───── Material shown

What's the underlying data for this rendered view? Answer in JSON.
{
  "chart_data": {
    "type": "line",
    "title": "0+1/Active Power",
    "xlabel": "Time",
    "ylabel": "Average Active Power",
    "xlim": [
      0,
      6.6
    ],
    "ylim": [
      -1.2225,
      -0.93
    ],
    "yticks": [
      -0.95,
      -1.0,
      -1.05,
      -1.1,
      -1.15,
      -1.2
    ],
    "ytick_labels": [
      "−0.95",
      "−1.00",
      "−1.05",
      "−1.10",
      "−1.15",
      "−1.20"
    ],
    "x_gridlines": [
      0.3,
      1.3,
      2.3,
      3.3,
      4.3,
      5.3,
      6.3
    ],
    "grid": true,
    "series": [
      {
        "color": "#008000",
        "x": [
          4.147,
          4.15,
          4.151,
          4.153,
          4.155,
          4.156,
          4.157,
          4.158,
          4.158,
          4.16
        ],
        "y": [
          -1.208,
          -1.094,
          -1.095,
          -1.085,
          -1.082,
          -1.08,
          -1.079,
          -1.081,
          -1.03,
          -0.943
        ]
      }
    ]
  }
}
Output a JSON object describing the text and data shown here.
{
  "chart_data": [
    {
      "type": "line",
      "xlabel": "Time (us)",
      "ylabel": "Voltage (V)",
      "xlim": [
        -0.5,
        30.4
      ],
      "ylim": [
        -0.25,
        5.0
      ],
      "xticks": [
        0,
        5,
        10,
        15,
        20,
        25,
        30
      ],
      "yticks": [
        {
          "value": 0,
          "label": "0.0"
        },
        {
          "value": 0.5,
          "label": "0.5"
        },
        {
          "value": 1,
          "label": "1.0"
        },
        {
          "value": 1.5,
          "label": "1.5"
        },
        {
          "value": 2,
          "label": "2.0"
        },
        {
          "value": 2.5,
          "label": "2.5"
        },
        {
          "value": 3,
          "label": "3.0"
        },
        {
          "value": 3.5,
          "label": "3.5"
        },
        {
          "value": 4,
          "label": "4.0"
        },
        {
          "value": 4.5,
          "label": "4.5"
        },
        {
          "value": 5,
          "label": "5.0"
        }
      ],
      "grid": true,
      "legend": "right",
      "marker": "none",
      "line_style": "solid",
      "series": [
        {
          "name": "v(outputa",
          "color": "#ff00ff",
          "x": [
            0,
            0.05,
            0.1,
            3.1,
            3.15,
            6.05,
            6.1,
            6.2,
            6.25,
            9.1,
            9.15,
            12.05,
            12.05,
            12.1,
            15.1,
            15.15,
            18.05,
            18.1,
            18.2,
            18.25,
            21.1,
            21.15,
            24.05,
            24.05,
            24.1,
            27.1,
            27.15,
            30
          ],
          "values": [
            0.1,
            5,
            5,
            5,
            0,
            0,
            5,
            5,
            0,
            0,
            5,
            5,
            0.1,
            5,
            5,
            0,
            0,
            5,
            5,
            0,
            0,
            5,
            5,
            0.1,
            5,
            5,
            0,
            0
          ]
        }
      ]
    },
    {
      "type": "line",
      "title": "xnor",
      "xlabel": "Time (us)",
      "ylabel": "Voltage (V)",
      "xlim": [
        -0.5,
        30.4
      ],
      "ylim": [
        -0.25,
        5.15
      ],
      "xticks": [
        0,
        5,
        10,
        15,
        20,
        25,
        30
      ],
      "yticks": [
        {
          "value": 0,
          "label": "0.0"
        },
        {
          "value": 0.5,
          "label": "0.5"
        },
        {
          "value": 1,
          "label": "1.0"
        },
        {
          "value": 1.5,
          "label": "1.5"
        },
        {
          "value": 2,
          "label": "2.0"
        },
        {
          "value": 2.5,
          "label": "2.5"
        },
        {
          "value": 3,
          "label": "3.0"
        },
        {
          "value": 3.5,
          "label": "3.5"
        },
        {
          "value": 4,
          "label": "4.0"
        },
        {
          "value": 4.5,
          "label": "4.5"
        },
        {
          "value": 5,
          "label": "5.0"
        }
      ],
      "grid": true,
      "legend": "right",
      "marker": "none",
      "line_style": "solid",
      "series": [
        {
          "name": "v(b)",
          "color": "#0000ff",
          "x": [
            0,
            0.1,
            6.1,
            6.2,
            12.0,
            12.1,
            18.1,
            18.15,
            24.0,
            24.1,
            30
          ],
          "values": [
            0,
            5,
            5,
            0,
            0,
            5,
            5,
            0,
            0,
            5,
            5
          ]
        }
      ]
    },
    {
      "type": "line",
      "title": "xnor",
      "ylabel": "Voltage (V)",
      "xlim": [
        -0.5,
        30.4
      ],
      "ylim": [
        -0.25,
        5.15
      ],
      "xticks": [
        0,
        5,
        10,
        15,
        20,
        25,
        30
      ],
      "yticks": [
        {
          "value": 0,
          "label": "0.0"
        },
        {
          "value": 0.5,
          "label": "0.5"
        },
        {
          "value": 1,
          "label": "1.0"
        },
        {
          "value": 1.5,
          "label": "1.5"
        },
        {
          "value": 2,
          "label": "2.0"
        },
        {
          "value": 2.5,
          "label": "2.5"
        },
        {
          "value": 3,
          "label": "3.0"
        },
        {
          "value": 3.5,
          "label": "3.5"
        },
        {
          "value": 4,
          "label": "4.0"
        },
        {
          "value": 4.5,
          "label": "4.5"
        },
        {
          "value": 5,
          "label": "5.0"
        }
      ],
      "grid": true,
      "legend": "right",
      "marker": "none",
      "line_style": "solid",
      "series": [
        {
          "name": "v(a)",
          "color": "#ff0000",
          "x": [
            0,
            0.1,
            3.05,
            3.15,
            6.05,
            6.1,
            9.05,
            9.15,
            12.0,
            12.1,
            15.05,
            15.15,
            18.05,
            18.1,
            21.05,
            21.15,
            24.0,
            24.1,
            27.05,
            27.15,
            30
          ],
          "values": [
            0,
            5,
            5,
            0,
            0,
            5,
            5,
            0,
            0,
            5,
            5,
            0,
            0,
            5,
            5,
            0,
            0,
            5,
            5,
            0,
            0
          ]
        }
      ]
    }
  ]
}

──────────

**Prompt**
Extract every entry above as it appears.

**Answer for the task**
What's the underlying data for this rendered view? Answer in JSON.
{
  "chart_data": {
    "type": "line",
    "title": "0+1/Active Power",
    "xlabel": "Time",
    "ylabel": "Average Active Power",
    "xlim": [
      0,
      6.6
    ],
    "ylim": [
      -1.2225,
      -0.93
    ],
    "yticks": [
      -0.95,
      -1.0,
      -1.05,
      -1.1,
      -1.15,
      -1.2
    ],
    "ytick_labels": [
      "−0.95",
      "−1.00",
      "−1.05",
      "−1.10",
      "−1.15",
      "−1.20"
    ],
    "x_gridlines": [
      0.3,
      1.3,
      2.3,
      3.3,
      4.3,
      5.3,
      6.3
    ],
    "grid": true,
    "series": [
      {
        "color": "#008000",
        "x": [
          4.147,
          4.15,
          4.151,
          4.153,
          4.155,
          4.156,
          4.157,
          4.158,
          4.158,
          4.16
        ],
        "y": [
          -1.208,
          -1.094,
          -1.095,
          -1.085,
          -1.082,
          -1.08,
          -1.079,
          -1.081,
          -1.03,
          -0.943
        ]
      }
    ]
  }
}
Output a JSON object describing the text and data shown here.
{
  "chart_data": [
    {
      "type": "line",
      "xlabel": "Time (us)",
      "ylabel": "Voltage (V)",
      "xlim": [
        -0.5,
        30.4
      ],
      "ylim": [
        -0.25,
        5.0
      ],
      "xticks": [
        0,
        5,
        10,
        15,
        20,
        25,
        30
      ],
      "yticks": [
        {
          "value": 0,
          "label": "0.0"
        },
        {
          "value": 0.5,
          "label": "0.5"
        },
        {
          "value": 1,
          "label": "1.0"
        },
        {
          "value": 1.5,
          "label": "1.5"
        },
        {
          "value": 2,
          "label": "2.0"
        },
        {
          "value": 2.5,
          "label": "2.5"
        },
        {
          "value": 3,
          "label": "3.0"
        },
        {
          "value": 3.5,
          "label": "3.5"
        },
        {
          "value": 4,
          "label": "4.0"
        },
        {
          "value": 4.5,
          "label": "4.5"
        },
        {
          "value": 5,
          "label": "5.0"
        }
      ],
      "grid": true,
      "legend": "right",
      "marker": "none",
      "line_style": "solid",
      "series": [
        {
          "name": "v(outputa",
          "color": "#ff00ff",
          "x": [
            0,
            0.05,
            0.1,
            3.1,
            3.15,
            6.05,
            6.1,
            6.2,
            6.25,
            9.1,
            9.15,
            12.05,
            12.05,
            12.1,
            15.1,
            15.15,
            18.05,
            18.1,
            18.2,
            18.25,
            21.1,
            21.15,
            24.05,
            24.05,
            24.1,
            27.1,
            27.15,
            30
          ],
          "values": [
            0.1,
            5,
            5,
            5,
            0,
            0,
            5,
            5,
            0,
            0,
            5,
            5,
            0.1,
            5,
            5,
            0,
            0,
            5,
            5,
            0,
            0,
            5,
            5,
            0.1,
            5,
            5,
            0,
            0
          ]
        }
      ]
    },
    {
      "type": "line",
      "title": "xnor",
      "xlabel": "Time (us)",
      "ylabel": "Voltage (V)",
      "xlim": [
        -0.5,
        30.4
      ],
      "ylim": [
        -0.25,
        5.15
      ],
      "xticks": [
        0,
        5,
        10,
        15,
        20,
        25,
        30
      ],
      "yticks": [
        {
          "value": 0,
          "label": "0.0"
        },
        {
          "value": 0.5,
          "label": "0.5"
        },
        {
          "value": 1,
          "label": "1.0"
        },
        {
          "value": 1.5,
          "label": "1.5"
        },
        {
          "value": 2,
          "label": "2.0"
        },
        {
          "value": 2.5,
          "label": "2.5"
        },
        {
          "value": 3,
          "label": "3.0"
        },
        {
          "value": 3.5,
          "label": "3.5"
        },
        {
          "value": 4,
          "label": "4.0"
        },
        {
          "value": 4.5,
          "label": "4.5"
        },
        {
          "value": 5,
          "label": "5.0"
        }
      ],
      "grid": true,
      "legend": "right",
      "marker": "none",
      "line_style": "solid",
      "series": [
        {
          "name": "v(b)",
          "color": "#0000ff",
          "x": [
            0,
            0.1,
            6.1,
            6.2,
            12.0,
            12.1,
            18.1,
            18.15,
            24.0,
            24.1,
            30
          ],
          "values": [
            0,
            5,
            5,
            0,
            0,
            5,
            5,
            0,
            0,
            5,
            5
          ]
        }
      ]
    },
    {
      "type": "line",
      "title": "xnor",
      "ylabel": "Voltage (V)",
      "xlim": [
        -0.5,
        30.4
      ],
      "ylim": [
        -0.25,
        5.15
      ],
      "xticks": [
        0,
        5,
        10,
        15,
        20,
        25,
        30
      ],
      "yticks": [
        {
          "value": 0,
          "label": "0.0"
        },
        {
          "value": 0.5,
          "label": "0.5"
        },
        {
          "value": 1,
          "label": "1.0"
        },
        {
          "value": 1.5,
          "label": "1.5"
        },
        {
          "value": 2,
          "label": "2.0"
        },
        {
          "value": 2.5,
          "label": "2.5"
        },
        {
          "value": 3,
          "label": "3.0"
        },
        {
          "value": 3.5,
          "label": "3.5"
        },
        {
          "value": 4,
          "label": "4.0"
        },
        {
          "value": 4.5,
          "label": "4.5"
        },
        {
          "value": 5,
          "label": "5.0"
        }
      ],
      "grid": true,
      "legend": "right",
      "marker": "none",
      "line_style": "solid",
      "series": [
        {
          "name": "v(a)",
          "color": "#ff0000",
          "x": [
            0,
            0.1,
            3.05,
            3.15,
            6.05,
            6.1,
            9.05,
            9.15,
            12.0,
            12.1,
            15.05,
            15.15,
            18.05,
            18.1,
            21.05,
            21.15,
            24.0,
            24.1,
            27.05,
            27.15,
            30
          ],
          "values": [
            0,
            5,
            5,
            0,
            0,
            5,
            5,
            0,
            0,
            5,
            5,
            0,
            0,
            5,
            5,
            0,
            0,
            5,
            5,
            0,
            0
          ]
        }
      ]
    }
  ]
}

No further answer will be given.